### What you are asked to do
Count the lines below that contain the word "name". Give only the number.
+ + + + + + +
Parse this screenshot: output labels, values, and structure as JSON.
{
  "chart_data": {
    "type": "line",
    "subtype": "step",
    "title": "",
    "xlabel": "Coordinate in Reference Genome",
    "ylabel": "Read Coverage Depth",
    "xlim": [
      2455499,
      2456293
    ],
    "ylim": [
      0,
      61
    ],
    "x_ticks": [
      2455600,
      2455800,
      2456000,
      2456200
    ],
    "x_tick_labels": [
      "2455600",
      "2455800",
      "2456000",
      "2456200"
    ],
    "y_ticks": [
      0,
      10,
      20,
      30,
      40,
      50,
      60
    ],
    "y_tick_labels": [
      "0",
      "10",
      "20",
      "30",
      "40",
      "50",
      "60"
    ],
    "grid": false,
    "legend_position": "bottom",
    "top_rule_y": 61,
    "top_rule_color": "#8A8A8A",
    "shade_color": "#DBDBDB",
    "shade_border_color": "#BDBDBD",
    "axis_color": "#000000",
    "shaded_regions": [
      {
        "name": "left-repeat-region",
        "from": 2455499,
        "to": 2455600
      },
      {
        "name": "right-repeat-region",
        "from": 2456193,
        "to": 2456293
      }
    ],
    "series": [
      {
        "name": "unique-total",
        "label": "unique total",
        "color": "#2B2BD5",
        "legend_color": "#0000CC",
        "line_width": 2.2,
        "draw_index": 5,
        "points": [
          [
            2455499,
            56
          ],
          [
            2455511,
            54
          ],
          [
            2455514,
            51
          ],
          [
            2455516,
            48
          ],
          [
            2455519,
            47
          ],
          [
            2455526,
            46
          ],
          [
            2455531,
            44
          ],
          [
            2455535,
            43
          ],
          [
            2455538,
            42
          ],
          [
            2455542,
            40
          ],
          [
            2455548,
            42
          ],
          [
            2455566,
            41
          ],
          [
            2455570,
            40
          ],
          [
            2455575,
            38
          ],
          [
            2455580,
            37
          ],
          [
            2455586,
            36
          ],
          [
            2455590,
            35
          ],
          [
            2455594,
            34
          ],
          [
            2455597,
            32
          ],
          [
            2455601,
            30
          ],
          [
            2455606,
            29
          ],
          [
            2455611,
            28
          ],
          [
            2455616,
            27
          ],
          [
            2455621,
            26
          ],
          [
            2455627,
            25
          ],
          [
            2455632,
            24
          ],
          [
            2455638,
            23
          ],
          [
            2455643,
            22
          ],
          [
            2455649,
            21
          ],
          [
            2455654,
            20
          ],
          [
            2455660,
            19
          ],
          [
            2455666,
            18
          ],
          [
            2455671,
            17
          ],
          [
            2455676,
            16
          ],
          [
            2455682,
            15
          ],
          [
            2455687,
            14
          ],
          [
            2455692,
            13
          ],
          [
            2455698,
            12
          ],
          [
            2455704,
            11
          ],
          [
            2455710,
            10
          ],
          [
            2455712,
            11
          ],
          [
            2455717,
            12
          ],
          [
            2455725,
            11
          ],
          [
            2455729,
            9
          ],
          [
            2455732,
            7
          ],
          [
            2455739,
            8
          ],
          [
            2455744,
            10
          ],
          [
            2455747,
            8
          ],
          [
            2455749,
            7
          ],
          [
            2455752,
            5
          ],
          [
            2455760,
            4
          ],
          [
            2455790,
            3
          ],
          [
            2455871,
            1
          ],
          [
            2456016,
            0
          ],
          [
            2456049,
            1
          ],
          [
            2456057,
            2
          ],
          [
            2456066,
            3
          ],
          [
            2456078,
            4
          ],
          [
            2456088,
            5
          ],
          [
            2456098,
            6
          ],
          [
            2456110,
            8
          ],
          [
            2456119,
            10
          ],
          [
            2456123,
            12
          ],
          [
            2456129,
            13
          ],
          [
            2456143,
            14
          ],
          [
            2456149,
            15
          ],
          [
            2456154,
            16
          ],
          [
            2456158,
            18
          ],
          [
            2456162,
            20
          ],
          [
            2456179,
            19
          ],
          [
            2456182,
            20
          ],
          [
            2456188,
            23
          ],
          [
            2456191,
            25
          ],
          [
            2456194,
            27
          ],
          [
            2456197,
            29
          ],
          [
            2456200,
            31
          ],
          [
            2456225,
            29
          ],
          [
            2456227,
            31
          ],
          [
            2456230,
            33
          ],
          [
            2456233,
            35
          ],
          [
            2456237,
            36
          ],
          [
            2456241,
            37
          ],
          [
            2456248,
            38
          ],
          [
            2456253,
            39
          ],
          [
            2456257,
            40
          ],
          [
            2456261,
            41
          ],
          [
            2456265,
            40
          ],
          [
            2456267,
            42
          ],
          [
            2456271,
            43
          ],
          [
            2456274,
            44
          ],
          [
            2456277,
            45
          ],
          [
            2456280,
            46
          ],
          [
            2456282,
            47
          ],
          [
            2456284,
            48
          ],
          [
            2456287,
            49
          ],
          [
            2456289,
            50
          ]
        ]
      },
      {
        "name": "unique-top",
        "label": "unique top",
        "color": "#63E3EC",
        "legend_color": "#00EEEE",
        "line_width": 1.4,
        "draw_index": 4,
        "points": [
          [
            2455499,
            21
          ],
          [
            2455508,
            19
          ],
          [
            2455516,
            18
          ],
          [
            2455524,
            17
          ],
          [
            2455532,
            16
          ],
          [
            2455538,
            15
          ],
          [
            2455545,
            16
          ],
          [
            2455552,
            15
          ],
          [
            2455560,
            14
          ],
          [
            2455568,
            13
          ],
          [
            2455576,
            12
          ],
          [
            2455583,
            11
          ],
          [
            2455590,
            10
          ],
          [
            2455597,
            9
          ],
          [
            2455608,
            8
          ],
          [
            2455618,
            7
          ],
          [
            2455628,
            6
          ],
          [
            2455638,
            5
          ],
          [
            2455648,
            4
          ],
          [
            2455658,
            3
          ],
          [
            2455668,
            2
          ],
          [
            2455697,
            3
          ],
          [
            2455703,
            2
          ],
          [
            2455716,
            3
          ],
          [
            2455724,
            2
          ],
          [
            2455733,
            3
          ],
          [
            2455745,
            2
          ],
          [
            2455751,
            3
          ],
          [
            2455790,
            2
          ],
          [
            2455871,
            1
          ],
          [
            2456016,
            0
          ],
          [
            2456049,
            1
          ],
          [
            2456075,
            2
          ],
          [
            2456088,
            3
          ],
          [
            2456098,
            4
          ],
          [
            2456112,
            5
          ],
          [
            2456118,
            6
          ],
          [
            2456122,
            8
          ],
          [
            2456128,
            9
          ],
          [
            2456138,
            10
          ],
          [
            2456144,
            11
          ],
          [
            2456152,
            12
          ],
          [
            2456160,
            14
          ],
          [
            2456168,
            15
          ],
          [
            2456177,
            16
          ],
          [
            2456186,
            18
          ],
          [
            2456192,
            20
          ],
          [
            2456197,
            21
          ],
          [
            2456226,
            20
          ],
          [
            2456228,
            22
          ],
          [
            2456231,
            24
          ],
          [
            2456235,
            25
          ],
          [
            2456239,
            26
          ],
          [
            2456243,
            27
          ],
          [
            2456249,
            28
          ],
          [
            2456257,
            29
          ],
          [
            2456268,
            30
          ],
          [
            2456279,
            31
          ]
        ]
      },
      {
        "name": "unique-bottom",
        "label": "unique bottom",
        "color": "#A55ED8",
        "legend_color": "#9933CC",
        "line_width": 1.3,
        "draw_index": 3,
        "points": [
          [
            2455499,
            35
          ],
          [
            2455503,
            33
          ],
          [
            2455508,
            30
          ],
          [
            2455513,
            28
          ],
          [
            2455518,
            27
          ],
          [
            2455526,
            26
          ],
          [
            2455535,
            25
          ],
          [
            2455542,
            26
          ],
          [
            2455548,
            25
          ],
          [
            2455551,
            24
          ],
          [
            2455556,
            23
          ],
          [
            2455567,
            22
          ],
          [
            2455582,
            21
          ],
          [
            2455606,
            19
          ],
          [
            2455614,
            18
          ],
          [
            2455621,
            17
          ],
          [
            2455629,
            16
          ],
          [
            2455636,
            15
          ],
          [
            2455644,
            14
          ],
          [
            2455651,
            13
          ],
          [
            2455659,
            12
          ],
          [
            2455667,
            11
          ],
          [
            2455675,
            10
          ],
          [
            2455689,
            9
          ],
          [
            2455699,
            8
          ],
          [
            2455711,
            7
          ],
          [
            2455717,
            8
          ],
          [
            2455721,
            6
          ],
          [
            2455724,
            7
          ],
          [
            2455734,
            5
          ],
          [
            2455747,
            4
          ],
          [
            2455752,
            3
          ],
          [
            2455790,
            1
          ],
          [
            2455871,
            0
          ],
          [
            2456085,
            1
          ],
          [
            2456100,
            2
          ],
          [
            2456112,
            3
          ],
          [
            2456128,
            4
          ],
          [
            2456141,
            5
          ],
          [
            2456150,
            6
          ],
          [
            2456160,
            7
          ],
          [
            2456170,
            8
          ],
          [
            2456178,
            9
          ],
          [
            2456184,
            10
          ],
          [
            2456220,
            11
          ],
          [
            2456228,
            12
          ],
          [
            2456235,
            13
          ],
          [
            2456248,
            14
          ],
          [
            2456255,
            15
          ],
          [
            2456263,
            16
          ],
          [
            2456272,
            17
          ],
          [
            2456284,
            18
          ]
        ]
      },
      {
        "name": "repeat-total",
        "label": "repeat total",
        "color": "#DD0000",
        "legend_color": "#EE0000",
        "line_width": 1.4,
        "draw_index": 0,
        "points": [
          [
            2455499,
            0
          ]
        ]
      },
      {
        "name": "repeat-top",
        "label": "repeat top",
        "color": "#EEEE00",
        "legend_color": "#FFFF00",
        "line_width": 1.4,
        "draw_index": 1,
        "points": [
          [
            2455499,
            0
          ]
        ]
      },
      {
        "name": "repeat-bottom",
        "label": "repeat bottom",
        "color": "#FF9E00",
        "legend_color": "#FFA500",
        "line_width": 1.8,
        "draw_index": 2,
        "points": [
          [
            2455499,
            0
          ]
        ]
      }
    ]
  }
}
+ + + + + + +
### Result below
8